WRITTEN TASK: What follows is a block of records; reproduce all of it verbatim.
--- start DATA SHOWN ---
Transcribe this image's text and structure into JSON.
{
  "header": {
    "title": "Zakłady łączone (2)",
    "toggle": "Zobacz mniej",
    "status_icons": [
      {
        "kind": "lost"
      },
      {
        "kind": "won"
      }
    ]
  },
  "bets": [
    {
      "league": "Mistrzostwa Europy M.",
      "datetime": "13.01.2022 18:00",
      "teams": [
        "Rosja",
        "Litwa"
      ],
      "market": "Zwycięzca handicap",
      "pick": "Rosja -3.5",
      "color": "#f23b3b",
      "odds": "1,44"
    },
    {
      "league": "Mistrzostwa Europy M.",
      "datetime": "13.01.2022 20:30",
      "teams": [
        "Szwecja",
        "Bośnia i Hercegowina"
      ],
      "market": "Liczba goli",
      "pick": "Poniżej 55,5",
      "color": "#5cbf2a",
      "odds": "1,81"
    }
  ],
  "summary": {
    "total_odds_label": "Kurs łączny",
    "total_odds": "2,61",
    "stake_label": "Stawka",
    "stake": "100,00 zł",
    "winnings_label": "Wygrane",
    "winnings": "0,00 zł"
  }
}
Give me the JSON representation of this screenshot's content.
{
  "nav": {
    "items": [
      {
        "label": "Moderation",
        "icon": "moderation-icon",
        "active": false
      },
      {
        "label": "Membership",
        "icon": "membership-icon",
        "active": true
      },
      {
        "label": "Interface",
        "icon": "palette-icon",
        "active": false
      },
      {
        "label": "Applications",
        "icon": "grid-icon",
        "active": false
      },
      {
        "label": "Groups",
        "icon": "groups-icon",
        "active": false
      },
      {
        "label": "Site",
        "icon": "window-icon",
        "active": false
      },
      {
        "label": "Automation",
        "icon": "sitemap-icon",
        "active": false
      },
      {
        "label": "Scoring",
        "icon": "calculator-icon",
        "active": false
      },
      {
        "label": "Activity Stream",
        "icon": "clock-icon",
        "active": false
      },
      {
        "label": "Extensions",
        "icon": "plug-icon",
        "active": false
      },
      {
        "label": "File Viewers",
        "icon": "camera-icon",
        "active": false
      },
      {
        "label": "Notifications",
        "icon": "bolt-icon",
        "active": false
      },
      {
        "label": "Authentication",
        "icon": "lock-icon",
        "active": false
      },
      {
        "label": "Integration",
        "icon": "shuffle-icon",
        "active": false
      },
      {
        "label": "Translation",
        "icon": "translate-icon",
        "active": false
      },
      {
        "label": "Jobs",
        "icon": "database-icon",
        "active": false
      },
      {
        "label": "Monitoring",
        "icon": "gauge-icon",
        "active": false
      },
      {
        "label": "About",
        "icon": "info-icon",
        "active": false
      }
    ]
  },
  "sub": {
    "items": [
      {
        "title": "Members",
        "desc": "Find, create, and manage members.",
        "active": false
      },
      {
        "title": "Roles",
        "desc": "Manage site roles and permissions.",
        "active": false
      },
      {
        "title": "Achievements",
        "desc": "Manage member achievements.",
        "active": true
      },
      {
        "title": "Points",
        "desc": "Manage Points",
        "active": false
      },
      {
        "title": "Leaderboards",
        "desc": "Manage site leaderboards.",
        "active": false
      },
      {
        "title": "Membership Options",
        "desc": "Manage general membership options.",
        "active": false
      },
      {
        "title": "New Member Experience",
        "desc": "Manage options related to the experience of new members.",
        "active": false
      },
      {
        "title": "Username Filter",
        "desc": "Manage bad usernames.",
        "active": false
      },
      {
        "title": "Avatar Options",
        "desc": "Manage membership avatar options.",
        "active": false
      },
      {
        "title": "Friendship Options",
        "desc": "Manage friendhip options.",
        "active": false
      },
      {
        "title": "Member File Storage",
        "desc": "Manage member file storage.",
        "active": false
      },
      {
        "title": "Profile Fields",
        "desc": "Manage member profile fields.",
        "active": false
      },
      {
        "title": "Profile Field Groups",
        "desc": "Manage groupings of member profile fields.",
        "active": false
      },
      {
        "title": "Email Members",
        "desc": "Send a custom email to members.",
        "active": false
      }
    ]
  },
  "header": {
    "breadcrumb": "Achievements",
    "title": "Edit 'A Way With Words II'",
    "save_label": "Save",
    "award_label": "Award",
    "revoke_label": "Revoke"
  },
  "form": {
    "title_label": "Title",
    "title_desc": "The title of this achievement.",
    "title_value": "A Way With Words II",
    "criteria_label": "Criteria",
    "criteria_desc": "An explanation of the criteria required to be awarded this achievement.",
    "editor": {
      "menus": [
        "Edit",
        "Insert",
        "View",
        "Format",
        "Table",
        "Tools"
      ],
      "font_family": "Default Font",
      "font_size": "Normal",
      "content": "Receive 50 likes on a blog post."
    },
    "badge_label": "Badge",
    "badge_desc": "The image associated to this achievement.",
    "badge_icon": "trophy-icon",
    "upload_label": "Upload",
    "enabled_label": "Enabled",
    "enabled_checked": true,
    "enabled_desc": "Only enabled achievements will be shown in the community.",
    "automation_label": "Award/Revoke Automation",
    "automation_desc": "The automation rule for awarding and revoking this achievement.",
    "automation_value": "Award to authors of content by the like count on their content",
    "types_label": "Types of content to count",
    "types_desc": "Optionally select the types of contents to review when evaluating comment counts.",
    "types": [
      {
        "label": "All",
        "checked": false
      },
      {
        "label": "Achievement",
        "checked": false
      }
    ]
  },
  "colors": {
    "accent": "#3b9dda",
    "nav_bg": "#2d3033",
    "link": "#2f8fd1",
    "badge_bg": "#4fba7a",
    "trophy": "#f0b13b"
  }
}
--- end DATA SHOWN ---
THE REPLY:
Transcribe this image's text and structure into JSON.
{
  "header": {
    "title": "Zakłady łączone (2)",
    "toggle": "Zobacz mniej",
    "status_icons": [
      {
        "kind": "lost"
      },
      {
        "kind": "won"
      }
    ]
  },
  "bets": [
    {
      "league": "Mistrzostwa Europy M.",
      "datetime": "13.01.2022 18:00",
      "teams": [
        "Rosja",
        "Litwa"
      ],
      "market": "Zwycięzca handicap",
      "pick": "Rosja -3.5",
      "color": "#f23b3b",
      "odds": "1,44"
    },
    {
      "league": "Mistrzostwa Europy M.",
      "datetime": "13.01.2022 20:30",
      "teams": [
        "Szwecja",
        "Bośnia i Hercegowina"
      ],
      "market": "Liczba goli",
      "pick": "Poniżej 55,5",
      "color": "#5cbf2a",
      "odds": "1,81"
    }
  ],
  "summary": {
    "total_odds_label": "Kurs łączny",
    "total_odds": "2,61",
    "stake_label": "Stawka",
    "stake": "100,00 zł",
    "winnings_label": "Wygrane",
    "winnings": "0,00 zł"
  }
}
Give me the JSON representation of this screenshot's content.
{
  "nav": {
    "items": [
      {
        "label": "Moderation",
        "icon": "moderation-icon",
        "active": false
      },
      {
        "label": "Membership",
        "icon": "membership-icon",
        "active": true
      },
      {
        "label": "Interface",
        "icon": "palette-icon",
        "active": false
      },
      {
        "label": "Applications",
        "icon": "grid-icon",
        "active": false
      },
      {
        "label": "Groups",
        "icon": "groups-icon",
        "active": false
      },
      {
        "label": "Site",
        "icon": "window-icon",
        "active": false
      },
      {
        "label": "Automation",
        "icon": "sitemap-icon",
        "active": false
      },
      {
        "label": "Scoring",
        "icon": "calculator-icon",
        "active": false
      },
      {
        "label": "Activity Stream",
        "icon": "clock-icon",
        "active": false
      },
      {
        "label": "Extensions",
        "icon": "plug-icon",
        "active": false
      },
      {
        "label": "File Viewers",
        "icon": "camera-icon",
        "active": false
      },
      {
        "label": "Notifications",
        "icon": "bolt-icon",
        "active": false
      },
      {
        "label": "Authentication",
        "icon": "lock-icon",
        "active": false
      },
      {
        "label": "Integration",
        "icon": "shuffle-icon",
        "active": false
      },
      {
        "label": "Translation",
        "icon": "translate-icon",
        "active": false
      },
      {
        "label": "Jobs",
        "icon": "database-icon",
        "active": false
      },
      {
        "label": "Monitoring",
        "icon": "gauge-icon",
        "active": false
      },
      {
        "label": "About",
        "icon": "info-icon",
        "active": false
      }
    ]
  },
  "sub": {
    "items": [
      {
        "title": "Members",
        "desc": "Find, create, and manage members.",
        "active": false
      },
      {
        "title": "Roles",
        "desc": "Manage site roles and permissions.",
        "active": false
      },
      {
        "title": "Achievements",
        "desc": "Manage member achievements.",
        "active": true
      },
      {
        "title": "Points",
        "desc": "Manage Points",
        "active": false
      },
      {
        "title": "Leaderboards",
        "desc": "Manage site leaderboards.",
        "active": false
      },
      {
        "title": "Membership Options",
        "desc": "Manage general membership options.",
        "active": false
      },
      {
        "title": "New Member Experience",
        "desc": "Manage options related to the experience of new members.",
        "active": false
      },
      {
        "title": "Username Filter",
        "desc": "Manage bad usernames.",
        "active": false
      },
      {
        "title": "Avatar Options",
        "desc": "Manage membership avatar options.",
        "active": false
      },
      {
        "title": "Friendship Options",
        "desc": "Manage friendhip options.",
        "active": false
      },
      {
        "title": "Member File Storage",
        "desc": "Manage member file storage.",
        "active": false
      },
      {
        "title": "Profile Fields",
        "desc": "Manage member profile fields.",
        "active": false
      },
      {
        "title": "Profile Field Groups",
        "desc": "Manage groupings of member profile fields.",
        "active": false
      },
      {
        "title": "Email Members",
        "desc": "Send a custom email to members.",
        "active": false
      }
    ]
  },
  "header": {
    "breadcrumb": "Achievements",
    "title": "Edit 'A Way With Words II'",
    "save_label": "Save",
    "award_label": "Award",
    "revoke_label": "Revoke"
  },
  "form": {
    "title_label": "Title",
    "title_desc": "The title of this achievement.",
    "title_value": "A Way With Words II",
    "criteria_label": "Criteria",
    "criteria_desc": "An explanation of the criteria required to be awarded this achievement.",
    "editor": {
      "menus": [
        "Edit",
        "Insert",
        "View",
        "Format",
        "Table",
        "Tools"
      ],
      "font_family": "Default Font",
      "font_size": "Normal",
      "content": "Receive 50 likes on a blog post."
    },
    "badge_label": "Badge",
    "badge_desc": "The image associated to this achievement.",
    "badge_icon": "trophy-icon",
    "upload_label": "Upload",
    "enabled_label": "Enabled",
    "enabled_checked": true,
    "enabled_desc": "Only enabled achievements will be shown in the community.",
    "automation_label": "Award/Revoke Automation",
    "automation_desc": "The automation rule for awarding and revoking this achievement.",
    "automation_value": "Award to authors of content by the like count on their content",
    "types_label": "Types of content to count",
    "types_desc": "Optionally select the types of contents to review when evaluating comment counts.",
    "types": [
      {
        "label": "All",
        "checked": false
      },
      {
        "label": "Achievement",
        "checked": false
      }
    ]
  },
  "colors": {
    "accent": "#3b9dda",
    "nav_bg": "#2d3033",
    "link": "#2f8fd1",
    "badge_bg": "#4fba7a",
    "trophy": "#f0b13b"
  }
}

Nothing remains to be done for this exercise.